===== DATA FOR THIS TASK
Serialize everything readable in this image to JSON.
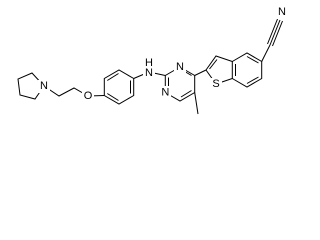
{
  "atoms": [
    {
      "label": "N"
    },
    {
      "label": "S"
    },
    {
      "label": "N"
    },
    {
      "label": "N"
    },
    {
      "label": "N"
    },
    {
      "label": "H"
    },
    {
      "label": "O"
    },
    {
      "label": "N"
    }
  ]
}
==========
### THE PROBLEM
Leave out the pictures and give the listing above again exactly.

### RESULT FOR THIS EXERCISE
Serialize everything readable in this image to JSON.
{
  "atoms": [
    {
      "label": "N"
    },
    {
      "label": "S"
    },
    {
      "label": "N"
    },
    {
      "label": "N"
    },
    {
      "label": "N"
    },
    {
      "label": "H"
    },
    {
      "label": "O"
    },
    {
      "label": "N"
    }
  ]
}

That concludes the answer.